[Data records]
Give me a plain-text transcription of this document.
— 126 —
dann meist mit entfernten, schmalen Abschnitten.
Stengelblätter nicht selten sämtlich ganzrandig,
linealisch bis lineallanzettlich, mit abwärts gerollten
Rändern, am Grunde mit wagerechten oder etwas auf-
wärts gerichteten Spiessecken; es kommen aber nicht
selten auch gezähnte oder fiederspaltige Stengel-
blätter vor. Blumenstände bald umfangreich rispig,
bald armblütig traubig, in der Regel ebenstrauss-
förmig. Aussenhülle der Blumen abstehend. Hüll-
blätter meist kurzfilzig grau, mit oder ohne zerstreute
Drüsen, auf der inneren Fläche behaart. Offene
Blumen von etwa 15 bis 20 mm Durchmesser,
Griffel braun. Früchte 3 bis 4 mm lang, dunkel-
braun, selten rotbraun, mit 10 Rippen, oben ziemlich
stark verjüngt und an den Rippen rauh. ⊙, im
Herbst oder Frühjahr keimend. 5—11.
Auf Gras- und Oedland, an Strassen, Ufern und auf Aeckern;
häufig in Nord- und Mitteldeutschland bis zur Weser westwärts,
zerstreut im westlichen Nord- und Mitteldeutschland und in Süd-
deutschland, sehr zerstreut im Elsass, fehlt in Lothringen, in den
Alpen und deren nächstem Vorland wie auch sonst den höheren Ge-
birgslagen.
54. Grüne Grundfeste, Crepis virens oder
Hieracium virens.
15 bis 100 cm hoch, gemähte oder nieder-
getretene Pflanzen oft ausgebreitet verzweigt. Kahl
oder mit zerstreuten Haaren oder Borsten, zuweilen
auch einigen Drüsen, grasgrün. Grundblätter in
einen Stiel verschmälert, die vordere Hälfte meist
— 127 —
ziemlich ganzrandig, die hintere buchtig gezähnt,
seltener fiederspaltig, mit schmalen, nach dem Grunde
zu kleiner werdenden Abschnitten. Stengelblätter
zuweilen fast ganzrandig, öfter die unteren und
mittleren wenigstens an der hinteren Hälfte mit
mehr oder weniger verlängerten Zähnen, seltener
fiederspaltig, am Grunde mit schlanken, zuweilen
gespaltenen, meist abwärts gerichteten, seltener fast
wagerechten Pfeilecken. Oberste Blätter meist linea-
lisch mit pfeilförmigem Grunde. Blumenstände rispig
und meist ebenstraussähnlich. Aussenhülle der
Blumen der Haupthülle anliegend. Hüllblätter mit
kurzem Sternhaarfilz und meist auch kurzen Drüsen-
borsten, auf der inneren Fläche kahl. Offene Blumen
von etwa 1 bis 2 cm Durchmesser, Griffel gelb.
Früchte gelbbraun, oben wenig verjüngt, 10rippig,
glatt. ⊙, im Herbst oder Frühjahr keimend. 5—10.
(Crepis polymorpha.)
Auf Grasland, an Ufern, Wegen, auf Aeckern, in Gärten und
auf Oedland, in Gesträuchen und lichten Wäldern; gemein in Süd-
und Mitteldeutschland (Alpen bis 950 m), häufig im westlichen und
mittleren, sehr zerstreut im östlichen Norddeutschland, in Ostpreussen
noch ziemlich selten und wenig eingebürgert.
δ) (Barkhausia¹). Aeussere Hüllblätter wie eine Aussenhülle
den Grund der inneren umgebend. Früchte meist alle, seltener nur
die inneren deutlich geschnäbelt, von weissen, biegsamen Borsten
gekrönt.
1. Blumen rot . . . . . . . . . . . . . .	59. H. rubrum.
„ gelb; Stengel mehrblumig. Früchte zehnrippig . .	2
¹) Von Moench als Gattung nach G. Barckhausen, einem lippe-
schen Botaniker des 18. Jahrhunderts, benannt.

— WHAT YOU NEED TO DO —
Extract each entry in full, exactly as given.

— SOLUTION TO THIS EXERCISE —
Give me a plain-text transcription of this document.
— 126 —
dann meist mit entfernten, schmalen Abschnitten.
Stengelblätter nicht selten sämtlich ganzrandig,
linealisch bis lineallanzettlich, mit abwärts gerollten
Rändern, am Grunde mit wagerechten oder etwas auf-
wärts gerichteten Spiessecken; es kommen aber nicht
selten auch gezähnte oder fiederspaltige Stengel-
blätter vor. Blumenstände bald umfangreich rispig,
bald armblütig traubig, in der Regel ebenstrauss-
förmig. Aussenhülle der Blumen abstehend. Hüll-
blätter meist kurzfilzig grau, mit oder ohne zerstreute
Drüsen, auf der inneren Fläche behaart. Offene
Blumen von etwa 15 bis 20 mm Durchmesser,
Griffel braun. Früchte 3 bis 4 mm lang, dunkel-
braun, selten rotbraun, mit 10 Rippen, oben ziemlich
stark verjüngt und an den Rippen rauh. ⊙, im
Herbst oder Frühjahr keimend. 5—11.
Auf Gras- und Oedland, an Strassen, Ufern und auf Aeckern;
häufig in Nord- und Mitteldeutschland bis zur Weser westwärts,
zerstreut im westlichen Nord- und Mitteldeutschland und in Süd-
deutschland, sehr zerstreut im Elsass, fehlt in Lothringen, in den
Alpen und deren nächstem Vorland wie auch sonst den höheren Ge-
birgslagen.
54. Grüne Grundfeste, Crepis virens oder
Hieracium virens.
15 bis 100 cm hoch, gemähte oder nieder-
getretene Pflanzen oft ausgebreitet verzweigt. Kahl
oder mit zerstreuten Haaren oder Borsten, zuweilen
auch einigen Drüsen, grasgrün. Grundblätter in
einen Stiel verschmälert, die vordere Hälfte meist
— 127 —
ziemlich ganzrandig, die hintere buchtig gezähnt,
seltener fiederspaltig, mit schmalen, nach dem Grunde
zu kleiner werdenden Abschnitten. Stengelblätter
zuweilen fast ganzrandig, öfter die unteren und
mittleren wenigstens an der hinteren Hälfte mit
mehr oder weniger verlängerten Zähnen, seltener
fiederspaltig, am Grunde mit schlanken, zuweilen
gespaltenen, meist abwärts gerichteten, seltener fast
wagerechten Pfeilecken. Oberste Blätter meist linea-
lisch mit pfeilförmigem Grunde. Blumenstände rispig
und meist ebenstraussähnlich. Aussenhülle der
Blumen der Haupthülle anliegend. Hüllblätter mit
kurzem Sternhaarfilz und meist auch kurzen Drüsen-
borsten, auf der inneren Fläche kahl. Offene Blumen
von etwa 1 bis 2 cm Durchmesser, Griffel gelb.
Früchte gelbbraun, oben wenig verjüngt, 10rippig,
glatt. ⊙, im Herbst oder Frühjahr keimend. 5—10.
(Crepis polymorpha.)
Auf Grasland, an Ufern, Wegen, auf Aeckern, in Gärten und
auf Oedland, in Gesträuchen und lichten Wäldern; gemein in Süd-
und Mitteldeutschland (Alpen bis 950 m), häufig im westlichen und
mittleren, sehr zerstreut im östlichen Norddeutschland, in Ostpreussen
noch ziemlich selten und wenig eingebürgert.
δ) (Barkhausia¹). Aeussere Hüllblätter wie eine Aussenhülle
den Grund der inneren umgebend. Früchte meist alle, seltener nur
die inneren deutlich geschnäbelt, von weissen, biegsamen Borsten
gekrönt.
1. Blumen rot . . . . . . . . . . . . . .	59. H. rubrum.
„ gelb; Stengel mehrblumig. Früchte zehnrippig . .	2
¹) Von Moench als Gattung nach G. Barckhausen, einem lippe-
schen Botaniker des 18. Jahrhunderts, benannt.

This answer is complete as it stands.